TASK INSTRUCTIONS: Wherever a line in the data below holds "的重要意义", copy that line.
***
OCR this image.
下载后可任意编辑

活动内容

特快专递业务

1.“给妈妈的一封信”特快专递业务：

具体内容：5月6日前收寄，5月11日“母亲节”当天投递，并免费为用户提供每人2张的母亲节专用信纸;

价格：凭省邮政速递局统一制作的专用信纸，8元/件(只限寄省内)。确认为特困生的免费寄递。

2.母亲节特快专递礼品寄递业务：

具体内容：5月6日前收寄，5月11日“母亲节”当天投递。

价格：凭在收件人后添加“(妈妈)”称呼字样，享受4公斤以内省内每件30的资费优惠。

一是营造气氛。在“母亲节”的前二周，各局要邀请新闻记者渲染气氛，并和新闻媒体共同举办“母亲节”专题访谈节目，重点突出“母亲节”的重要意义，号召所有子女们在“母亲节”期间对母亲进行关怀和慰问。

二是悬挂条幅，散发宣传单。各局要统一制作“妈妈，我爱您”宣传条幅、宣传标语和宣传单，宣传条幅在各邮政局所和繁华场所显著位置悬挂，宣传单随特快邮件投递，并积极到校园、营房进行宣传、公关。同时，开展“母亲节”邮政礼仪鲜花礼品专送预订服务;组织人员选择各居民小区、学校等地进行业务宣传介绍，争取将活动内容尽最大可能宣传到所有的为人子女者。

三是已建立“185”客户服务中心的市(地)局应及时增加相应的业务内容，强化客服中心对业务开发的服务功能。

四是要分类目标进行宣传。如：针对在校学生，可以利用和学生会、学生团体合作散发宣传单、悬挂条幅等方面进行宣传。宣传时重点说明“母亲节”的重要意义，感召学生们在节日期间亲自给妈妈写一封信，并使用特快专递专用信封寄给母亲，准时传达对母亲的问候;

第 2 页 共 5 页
***
ANSWER TO THIS TASK:
一是营造气氛。在“母亲节”的前二周，各局要邀请新闻记者渲染气氛，并和新闻媒体共同举办“母亲节”专题访谈节目，重点突出“母亲节”的重要意义，号召所有子女们在“母亲节”期间对母亲进行关怀和慰问。
四是要分类目标进行宣传。如：针对在校学生，可以利用和学生会、学生团体合作散发宣传单、悬挂条幅等方面进行宣传。宣传时重点说明“母亲节”的重要意义，感召学生们在节日期间亲自给妈妈写一封信，并使用特快专递专用信封寄给母亲，准时传达对母亲的问候;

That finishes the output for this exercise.